Looking at the listing beneath, work out how many lines hold "阐释态度" and report only that figure.
--- Task data ---
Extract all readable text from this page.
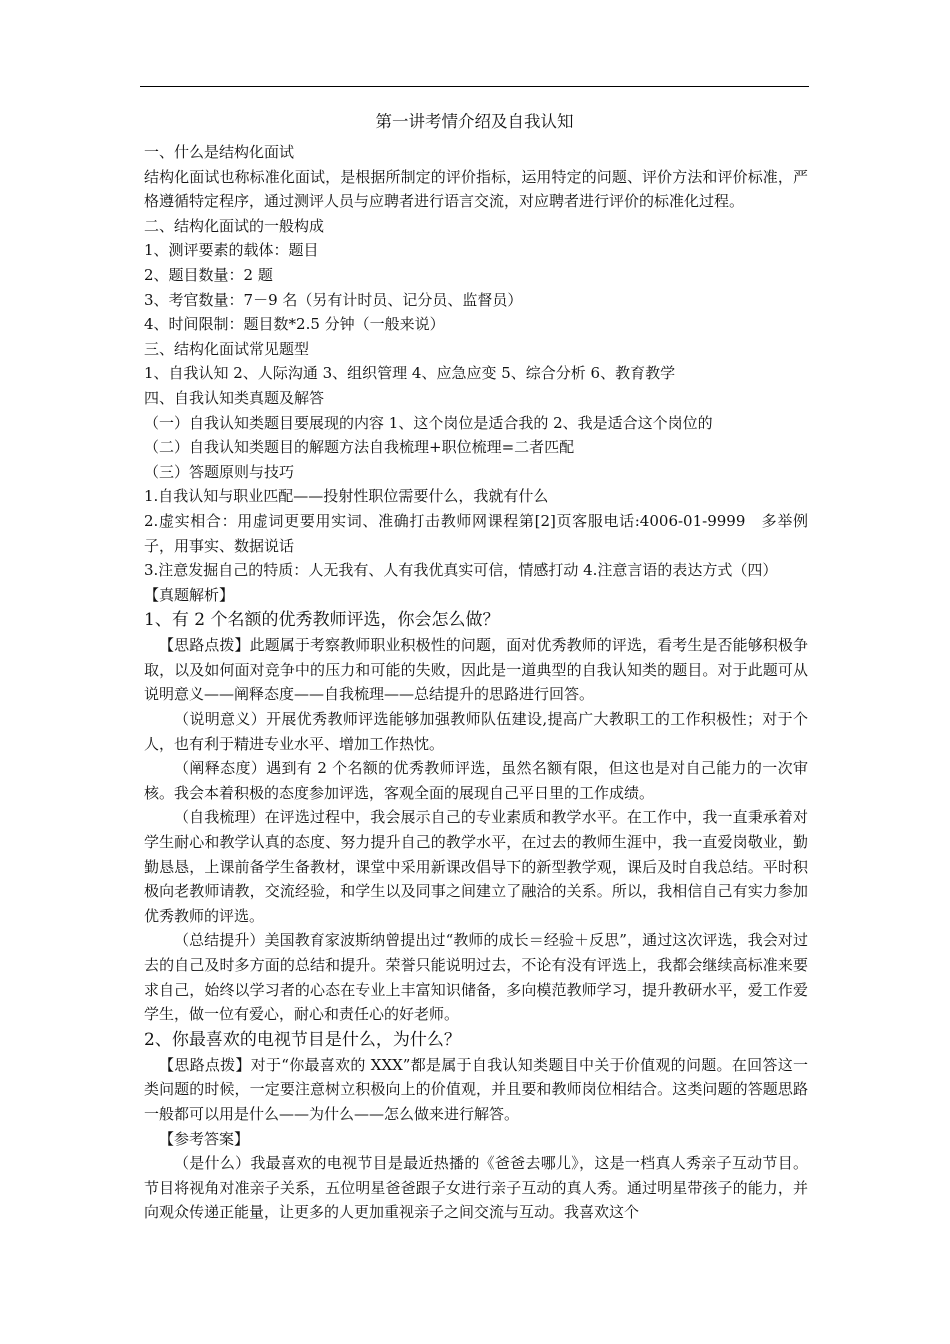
第一讲考情介绍及自我认知

一、什么是结构化面试

结构化面试也称标准化面试，是根据所制定的评价指标，运用特定的问题、评价方法和评价标准，严格遵循特定程序，通过测评人员与应聘者进行语言交流，对应聘者进行评价的标准化过程。

二、结构化面试的一般构成

1、测评要素的载体：题目

2、题目数量：2 题

3、考官数量：7－9 名（另有计时员、记分员、监督员）

4、时间限制：题目数*2.5 分钟（一般来说）

三、结构化面试常见题型

1、自我认知 2、人际沟通 3、组织管理 4、应急应变 5、综合分析 6、教育教学

四、自我认知类真题及解答

（一）自我认知类题目要展现的内容 1、这个岗位是适合我的 2、我是适合这个岗位的

（二）自我认知类题目的解题方法自我梳理+职位梳理=二者匹配

（三）答题原则与技巧

1.自我认知与职业匹配——投射性职位需要什么，我就有什么

2.虚实相合：用虚词更要用实词、准确打击教师网课程第[2]页客服电话:4006-01-9999　多举例子，用事实、数据说话

3.注意发掘自己的特质：人无我有、人有我优真实可信，情感打动 4.注意言语的表达方式（四）

【真题解析】

1、有 2 个名额的优秀教师评选，你会怎么做？

【思路点拨】此题属于考察教师职业积极性的问题，面对优秀教师的评选，看考生是否能够积极争取，以及如何面对竞争中的压力和可能的失败，因此是一道典型的自我认知类的题目。对于此题可从说明意义——阐释态度——自我梳理——总结提升的思路进行回答。

（说明意义）开展优秀教师评选能够加强教师队伍建设,提高广大教职工的工作积极性；对于个人，也有利于精进专业水平、增加工作热忱。

（阐释态度）遇到有 2 个名额的优秀教师评选，虽然名额有限，但这也是对自己能力的一次审核。我会本着积极的态度参加评选，客观全面的展现自己平日里的工作成绩。

（自我梳理）在评选过程中，我会展示自己的专业素质和教学水平。在工作中，我一直秉承着对学生耐心和教学认真的态度、努力提升自己的教学水平，在过去的教师生涯中，我一直爱岗敬业，勤勤恳恳，上课前备学生备教材，课堂中采用新课改倡导下的新型教学观，课后及时自我总结。平时积极向老教师请教，交流经验，和学生以及同事之间建立了融洽的关系。所以，我相信自己有实力参加优秀教师的评选。

（总结提升）美国教育家波斯纳曾提出过“教师的成长＝经验＋反思”，通过这次评选，我会对过去的自己及时多方面的总结和提升。荣誉只能说明过去，不论有没有评选上，我都会继续高标准来要求自己，始终以学习者的心态在专业上丰富知识储备，多向模范教师学习，提升教研水平，爱工作爱学生，做一位有爱心，耐心和责任心的好老师。

2、你最喜欢的电视节目是什么，为什么？

【思路点拨】对于“你最喜欢的 XXX”都是属于自我认知类题目中关于价值观的问题。在回答这一类问题的时候，一定要注意树立积极向上的价值观，并且要和教师岗位相结合。这类问题的答题思路一般都可以用是什么——为什么——怎么做来进行解答。

【参考答案】

（是什么）我最喜欢的电视节目是最近热播的《爸爸去哪儿》，这是一档真人秀亲子互动节目。节目将视角对准亲子关系，五位明星爸爸跟子女进行亲子互动的真人秀。通过明星带孩子的能力，并向观众传递正能量，让更多的人更加重视亲子之间交流与互动。我喜欢这个
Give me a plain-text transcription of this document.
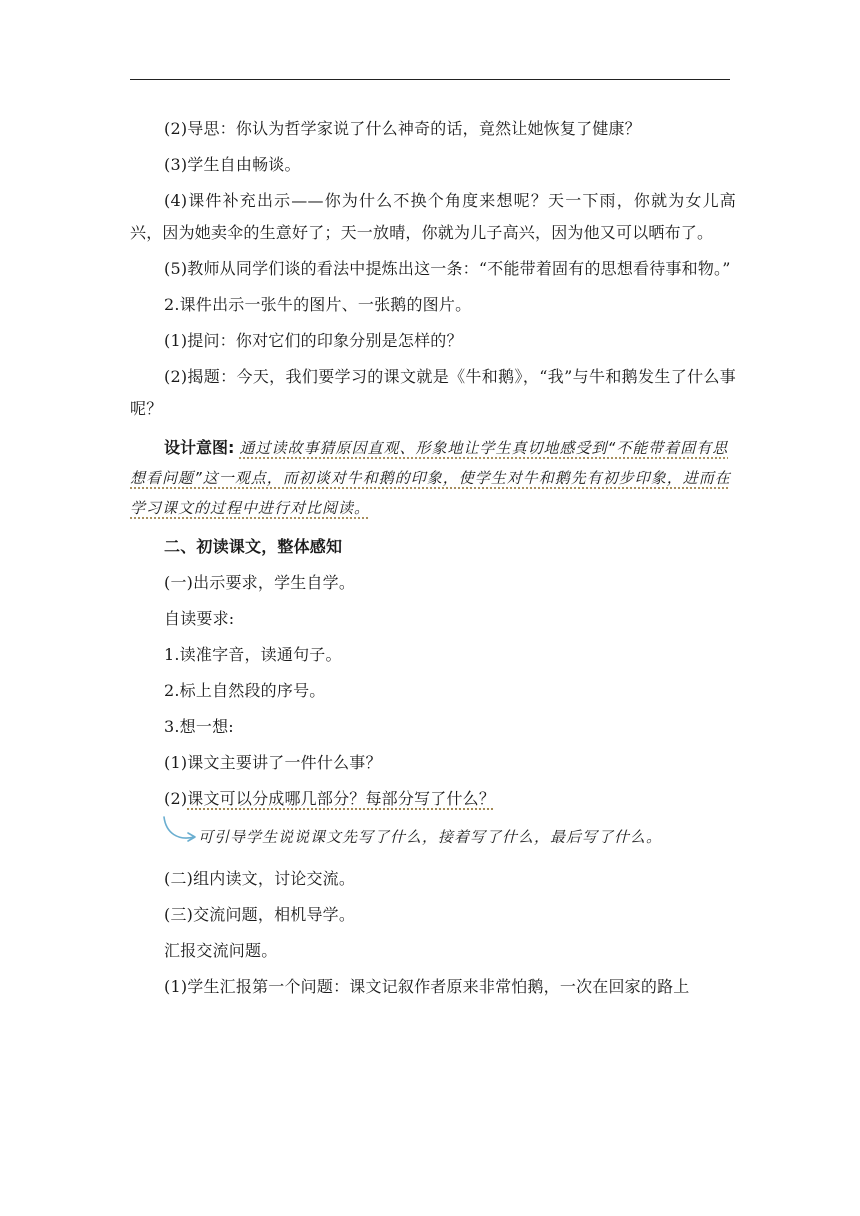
(2)导思：你认为哲学家说了什么神奇的话，竟然让她恢复了健康？

(3)学生自由畅谈。

(4)课件补充出示——你为什么不换个角度来想呢？天一下雨，你就为女儿高兴，因为她卖伞的生意好了；天一放晴，你就为儿子高兴，因为他又可以晒布了。

(5)教师从同学们谈的看法中提炼出这一条：“不能带着固有的思想看待事和物。”

2.课件出示一张牛的图片、一张鹅的图片。

(1)提问：你对它们的印象分别是怎样的？

(2)揭题：今天，我们要学习的课文就是《牛和鹅》，“我”与牛和鹅发生了什么事呢？

设计意图: 通过读故事猜原因直观、形象地让学生真切地感受到“不能带着固有思想看问题”这一观点，而初谈对牛和鹅的印象，使学生对牛和鹅先有初步印象，进而在学习课文的过程中进行对比阅读。

二、初读课文，整体感知

(一)出示要求，学生自学。

自读要求:

1.读准字音，读通句子。

2.标上自然段的序号。

3.想一想:

(1)课文主要讲了一件什么事？

(2)课文可以分成哪几部分？每部分写了什么？

可引导学生说说课文先写了什么，接着写了什么，最后写了什么。

(二)组内读文，讨论交流。

(三)交流问题，相机导学。

汇报交流问题。

(1)学生汇报第一个问题：课文记叙作者原来非常怕鹅，一次在回家的路上
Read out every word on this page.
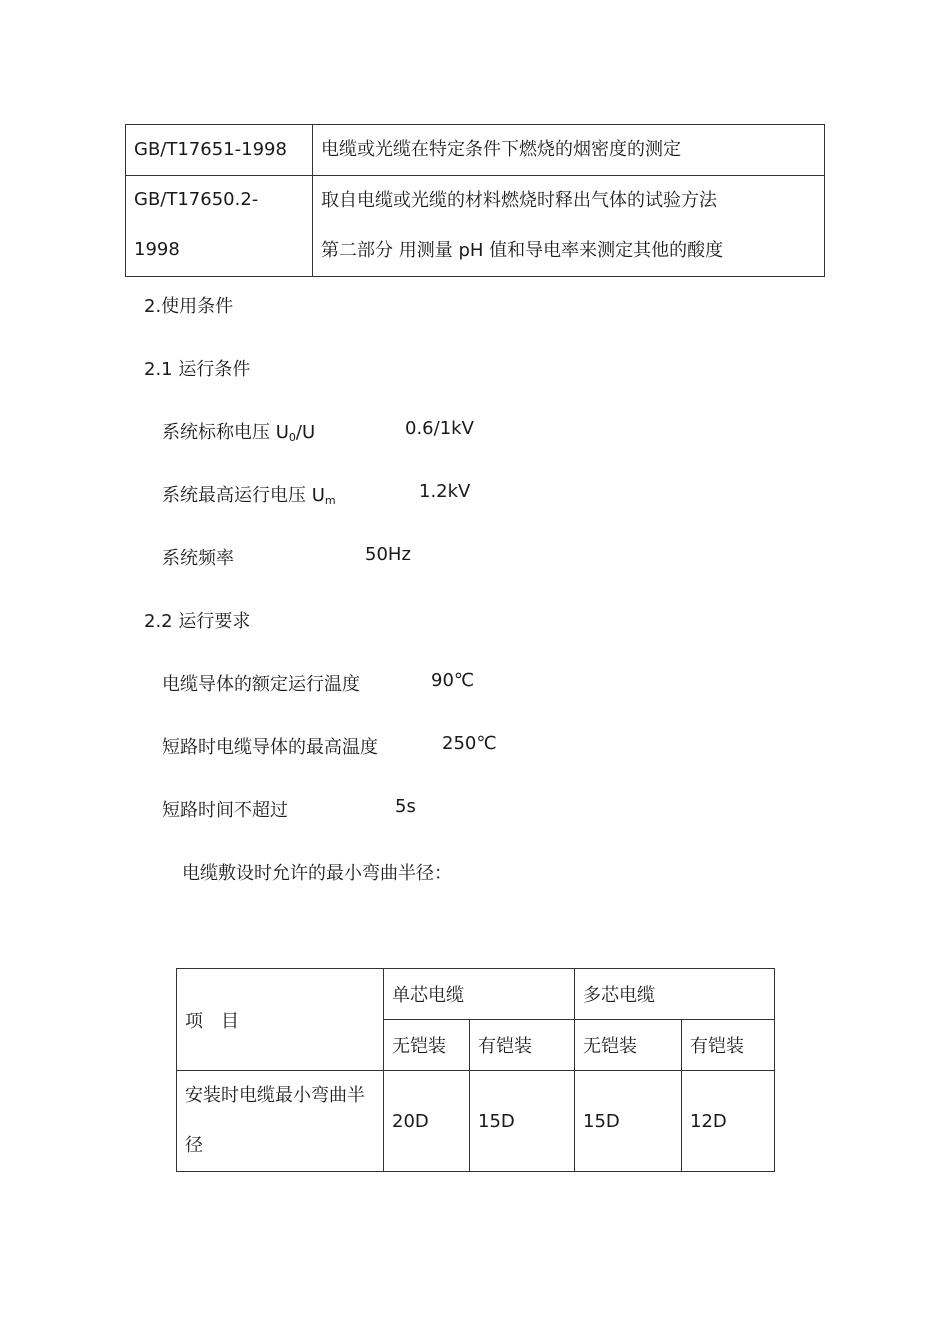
GB/T17651-1998	电缆或光缆在特定条件下燃烧的烟密度的测定
GB/T17650.2-1998	取自电缆或光缆的材料燃烧时释出气体的试验方法
第二部分 用测量 pH 值和导电率来测定其他的酸度
2.使用条件
2.1 运行条件
系统标称电压 $U_0/U$	0.6/1kV
系统最高运行电压 $U_m$	1.2kV
系统频率	50Hz
2.2 运行要求
电缆导体的额定运行温度	90℃
短路时电缆导体的最高温度	250℃
短路时间不超过	5s
电缆敷设时允许的最小弯曲半径：
项　目	单芯电缆		多芯电缆	
	无铠装	有铠装	无铠装	有铠装
安装时电缆最小弯曲半径	20D	15D	15D	12D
---
◆ Exercise solution
2